> _To be done_:
Extract each line containing the string "type".

= = = = = = =

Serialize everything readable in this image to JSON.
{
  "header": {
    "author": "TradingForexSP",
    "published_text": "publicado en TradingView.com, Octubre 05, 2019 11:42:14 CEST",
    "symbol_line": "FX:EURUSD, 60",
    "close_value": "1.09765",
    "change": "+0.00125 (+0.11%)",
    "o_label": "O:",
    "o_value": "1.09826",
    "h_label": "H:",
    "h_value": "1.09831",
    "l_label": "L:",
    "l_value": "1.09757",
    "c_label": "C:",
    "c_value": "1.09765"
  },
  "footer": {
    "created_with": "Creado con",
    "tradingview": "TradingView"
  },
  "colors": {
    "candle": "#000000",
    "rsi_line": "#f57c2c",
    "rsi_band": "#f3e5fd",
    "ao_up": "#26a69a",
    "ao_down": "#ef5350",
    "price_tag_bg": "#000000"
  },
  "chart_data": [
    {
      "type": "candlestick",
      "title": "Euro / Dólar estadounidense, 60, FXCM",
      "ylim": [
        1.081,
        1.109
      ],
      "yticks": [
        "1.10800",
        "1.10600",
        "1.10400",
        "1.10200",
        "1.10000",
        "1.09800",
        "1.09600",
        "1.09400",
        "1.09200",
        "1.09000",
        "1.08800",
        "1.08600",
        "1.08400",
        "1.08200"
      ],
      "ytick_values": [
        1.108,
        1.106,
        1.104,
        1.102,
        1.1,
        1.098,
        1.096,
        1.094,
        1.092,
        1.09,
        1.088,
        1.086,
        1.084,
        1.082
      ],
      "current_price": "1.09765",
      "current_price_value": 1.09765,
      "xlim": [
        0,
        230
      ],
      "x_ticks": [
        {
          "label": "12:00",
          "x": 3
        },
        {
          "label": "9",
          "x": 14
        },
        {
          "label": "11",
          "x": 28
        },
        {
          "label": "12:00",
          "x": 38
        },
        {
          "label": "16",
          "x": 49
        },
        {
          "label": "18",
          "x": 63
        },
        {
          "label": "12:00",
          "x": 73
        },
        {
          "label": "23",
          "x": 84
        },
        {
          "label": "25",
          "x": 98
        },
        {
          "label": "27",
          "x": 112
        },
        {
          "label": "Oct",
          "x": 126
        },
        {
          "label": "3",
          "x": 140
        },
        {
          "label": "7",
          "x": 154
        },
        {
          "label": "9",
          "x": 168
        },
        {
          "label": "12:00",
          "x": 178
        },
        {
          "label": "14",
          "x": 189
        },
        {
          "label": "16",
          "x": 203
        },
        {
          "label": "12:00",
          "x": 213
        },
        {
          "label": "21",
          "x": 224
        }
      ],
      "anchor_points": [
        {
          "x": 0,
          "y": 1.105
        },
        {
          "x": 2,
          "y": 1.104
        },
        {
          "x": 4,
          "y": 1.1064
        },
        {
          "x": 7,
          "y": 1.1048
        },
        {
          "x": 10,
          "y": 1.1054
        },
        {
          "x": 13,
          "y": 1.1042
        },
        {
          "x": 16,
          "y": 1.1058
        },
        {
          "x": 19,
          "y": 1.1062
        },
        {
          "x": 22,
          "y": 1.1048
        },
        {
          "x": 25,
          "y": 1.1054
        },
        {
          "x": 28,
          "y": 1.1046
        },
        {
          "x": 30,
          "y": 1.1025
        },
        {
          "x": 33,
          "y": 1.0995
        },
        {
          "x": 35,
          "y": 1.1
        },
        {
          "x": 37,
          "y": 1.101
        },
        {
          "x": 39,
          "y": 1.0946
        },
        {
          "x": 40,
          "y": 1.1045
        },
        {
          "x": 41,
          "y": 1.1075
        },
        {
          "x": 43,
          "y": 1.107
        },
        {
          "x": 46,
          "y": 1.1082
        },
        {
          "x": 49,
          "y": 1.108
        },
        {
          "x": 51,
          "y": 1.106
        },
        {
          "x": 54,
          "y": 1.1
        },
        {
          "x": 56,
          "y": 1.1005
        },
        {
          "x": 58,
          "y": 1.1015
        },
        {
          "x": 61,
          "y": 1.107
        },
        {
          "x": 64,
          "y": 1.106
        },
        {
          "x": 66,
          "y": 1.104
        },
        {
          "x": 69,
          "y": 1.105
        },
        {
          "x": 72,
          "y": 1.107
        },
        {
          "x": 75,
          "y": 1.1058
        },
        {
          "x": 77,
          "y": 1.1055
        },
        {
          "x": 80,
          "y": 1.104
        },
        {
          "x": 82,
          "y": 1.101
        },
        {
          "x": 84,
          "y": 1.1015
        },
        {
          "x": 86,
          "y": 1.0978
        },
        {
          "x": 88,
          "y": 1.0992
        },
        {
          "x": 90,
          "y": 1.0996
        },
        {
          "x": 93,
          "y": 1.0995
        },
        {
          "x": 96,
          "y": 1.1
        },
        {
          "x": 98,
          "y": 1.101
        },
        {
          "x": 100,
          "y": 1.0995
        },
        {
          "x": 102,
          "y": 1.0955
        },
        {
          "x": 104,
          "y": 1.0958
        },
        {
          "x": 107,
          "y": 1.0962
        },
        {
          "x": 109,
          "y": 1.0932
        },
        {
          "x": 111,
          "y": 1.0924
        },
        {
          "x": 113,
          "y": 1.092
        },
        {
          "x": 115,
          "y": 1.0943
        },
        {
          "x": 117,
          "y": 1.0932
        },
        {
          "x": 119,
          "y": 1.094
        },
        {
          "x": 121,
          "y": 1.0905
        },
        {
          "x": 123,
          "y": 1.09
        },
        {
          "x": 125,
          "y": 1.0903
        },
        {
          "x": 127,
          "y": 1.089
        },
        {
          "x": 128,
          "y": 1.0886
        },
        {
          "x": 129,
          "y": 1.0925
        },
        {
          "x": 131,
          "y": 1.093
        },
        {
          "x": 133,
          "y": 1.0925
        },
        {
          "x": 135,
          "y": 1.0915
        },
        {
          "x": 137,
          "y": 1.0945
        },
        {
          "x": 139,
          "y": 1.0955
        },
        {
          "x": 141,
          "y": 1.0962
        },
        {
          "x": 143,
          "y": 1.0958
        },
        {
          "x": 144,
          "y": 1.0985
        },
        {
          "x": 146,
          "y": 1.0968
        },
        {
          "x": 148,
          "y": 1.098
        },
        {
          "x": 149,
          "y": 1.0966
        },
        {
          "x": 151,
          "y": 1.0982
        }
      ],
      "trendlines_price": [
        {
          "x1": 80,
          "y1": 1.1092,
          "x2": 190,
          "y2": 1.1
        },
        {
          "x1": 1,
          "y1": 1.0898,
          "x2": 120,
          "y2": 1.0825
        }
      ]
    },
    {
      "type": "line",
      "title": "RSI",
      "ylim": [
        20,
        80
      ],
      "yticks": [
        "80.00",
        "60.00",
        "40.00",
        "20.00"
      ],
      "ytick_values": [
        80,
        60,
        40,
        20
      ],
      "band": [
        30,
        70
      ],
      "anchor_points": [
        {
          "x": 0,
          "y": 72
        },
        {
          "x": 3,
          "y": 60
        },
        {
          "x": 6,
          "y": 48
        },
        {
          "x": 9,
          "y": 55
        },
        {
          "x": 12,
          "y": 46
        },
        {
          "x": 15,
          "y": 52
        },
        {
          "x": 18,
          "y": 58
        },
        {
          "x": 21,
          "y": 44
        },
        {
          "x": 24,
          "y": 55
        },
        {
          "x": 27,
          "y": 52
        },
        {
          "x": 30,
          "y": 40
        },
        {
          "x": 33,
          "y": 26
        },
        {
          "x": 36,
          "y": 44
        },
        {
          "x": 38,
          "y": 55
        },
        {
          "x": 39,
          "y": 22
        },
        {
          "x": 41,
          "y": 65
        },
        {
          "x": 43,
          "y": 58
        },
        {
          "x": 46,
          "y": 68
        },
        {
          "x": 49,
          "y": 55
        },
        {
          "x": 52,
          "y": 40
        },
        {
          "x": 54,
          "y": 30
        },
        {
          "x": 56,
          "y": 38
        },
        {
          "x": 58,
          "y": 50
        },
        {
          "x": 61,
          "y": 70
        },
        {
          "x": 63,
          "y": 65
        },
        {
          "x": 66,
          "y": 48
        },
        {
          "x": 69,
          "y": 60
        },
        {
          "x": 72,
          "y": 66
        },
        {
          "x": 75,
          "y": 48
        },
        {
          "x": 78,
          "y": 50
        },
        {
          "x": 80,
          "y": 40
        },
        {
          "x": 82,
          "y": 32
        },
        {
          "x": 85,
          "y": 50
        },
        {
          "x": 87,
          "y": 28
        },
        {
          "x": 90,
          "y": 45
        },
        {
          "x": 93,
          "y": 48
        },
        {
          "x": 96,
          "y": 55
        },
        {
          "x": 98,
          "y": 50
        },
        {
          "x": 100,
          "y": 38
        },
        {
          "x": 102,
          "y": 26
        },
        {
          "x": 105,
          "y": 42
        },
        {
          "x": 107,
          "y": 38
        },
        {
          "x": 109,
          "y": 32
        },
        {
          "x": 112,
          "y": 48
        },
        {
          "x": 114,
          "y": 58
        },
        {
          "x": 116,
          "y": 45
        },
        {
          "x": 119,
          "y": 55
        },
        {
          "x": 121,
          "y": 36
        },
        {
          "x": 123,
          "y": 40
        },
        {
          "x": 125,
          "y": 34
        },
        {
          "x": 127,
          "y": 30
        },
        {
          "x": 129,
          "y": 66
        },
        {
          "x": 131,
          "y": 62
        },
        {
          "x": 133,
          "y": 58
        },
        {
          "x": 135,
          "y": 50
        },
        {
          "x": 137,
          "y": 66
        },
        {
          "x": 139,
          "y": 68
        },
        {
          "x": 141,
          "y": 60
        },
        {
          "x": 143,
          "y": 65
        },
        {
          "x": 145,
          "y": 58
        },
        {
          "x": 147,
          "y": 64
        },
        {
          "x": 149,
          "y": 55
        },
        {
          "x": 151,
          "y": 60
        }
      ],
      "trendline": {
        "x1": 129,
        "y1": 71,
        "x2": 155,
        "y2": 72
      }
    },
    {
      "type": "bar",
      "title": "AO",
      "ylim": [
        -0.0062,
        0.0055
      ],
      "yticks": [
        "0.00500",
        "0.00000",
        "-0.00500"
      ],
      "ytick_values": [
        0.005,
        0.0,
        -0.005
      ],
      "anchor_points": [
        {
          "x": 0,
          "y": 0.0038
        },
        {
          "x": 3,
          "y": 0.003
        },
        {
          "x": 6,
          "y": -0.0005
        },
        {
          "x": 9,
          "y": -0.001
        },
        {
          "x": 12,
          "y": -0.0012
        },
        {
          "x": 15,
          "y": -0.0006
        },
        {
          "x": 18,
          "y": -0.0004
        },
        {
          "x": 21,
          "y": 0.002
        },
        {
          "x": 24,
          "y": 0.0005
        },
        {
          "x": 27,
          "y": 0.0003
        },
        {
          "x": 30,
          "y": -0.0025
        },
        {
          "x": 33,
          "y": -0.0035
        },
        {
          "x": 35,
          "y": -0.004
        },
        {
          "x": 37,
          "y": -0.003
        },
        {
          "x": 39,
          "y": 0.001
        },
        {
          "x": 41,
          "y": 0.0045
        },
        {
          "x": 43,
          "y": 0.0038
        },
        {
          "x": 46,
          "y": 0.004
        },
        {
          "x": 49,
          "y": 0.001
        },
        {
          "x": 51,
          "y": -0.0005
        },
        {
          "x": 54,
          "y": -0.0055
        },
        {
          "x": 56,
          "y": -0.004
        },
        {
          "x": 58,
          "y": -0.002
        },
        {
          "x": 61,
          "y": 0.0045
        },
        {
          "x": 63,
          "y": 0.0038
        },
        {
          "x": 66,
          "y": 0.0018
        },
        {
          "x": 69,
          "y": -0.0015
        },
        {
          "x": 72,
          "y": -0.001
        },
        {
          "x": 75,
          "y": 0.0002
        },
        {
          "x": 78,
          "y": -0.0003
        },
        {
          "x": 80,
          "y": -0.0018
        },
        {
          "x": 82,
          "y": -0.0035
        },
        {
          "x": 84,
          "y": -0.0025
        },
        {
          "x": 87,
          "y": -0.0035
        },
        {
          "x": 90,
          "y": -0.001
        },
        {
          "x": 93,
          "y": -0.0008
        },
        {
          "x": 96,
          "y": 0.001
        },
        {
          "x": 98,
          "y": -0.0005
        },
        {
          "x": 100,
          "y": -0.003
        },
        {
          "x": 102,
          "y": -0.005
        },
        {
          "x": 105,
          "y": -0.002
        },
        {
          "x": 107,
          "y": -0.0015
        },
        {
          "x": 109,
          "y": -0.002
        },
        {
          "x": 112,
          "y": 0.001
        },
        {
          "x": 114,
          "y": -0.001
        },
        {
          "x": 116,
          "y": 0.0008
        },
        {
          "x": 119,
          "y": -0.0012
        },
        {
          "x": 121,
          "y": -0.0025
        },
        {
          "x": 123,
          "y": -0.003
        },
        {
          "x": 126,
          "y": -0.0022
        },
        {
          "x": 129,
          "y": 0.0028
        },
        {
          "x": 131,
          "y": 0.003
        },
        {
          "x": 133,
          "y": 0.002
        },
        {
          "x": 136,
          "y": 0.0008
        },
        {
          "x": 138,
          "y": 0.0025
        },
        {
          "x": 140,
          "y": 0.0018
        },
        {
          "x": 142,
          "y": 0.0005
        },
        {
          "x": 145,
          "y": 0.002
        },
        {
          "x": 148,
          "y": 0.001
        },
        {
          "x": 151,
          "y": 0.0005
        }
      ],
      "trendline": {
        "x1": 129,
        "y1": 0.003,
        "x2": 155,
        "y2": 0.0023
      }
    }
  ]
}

= = = = = = =

> _Answer for this exercise_:
      "type": "candlestick",
      "type": "line",
      "type": "bar",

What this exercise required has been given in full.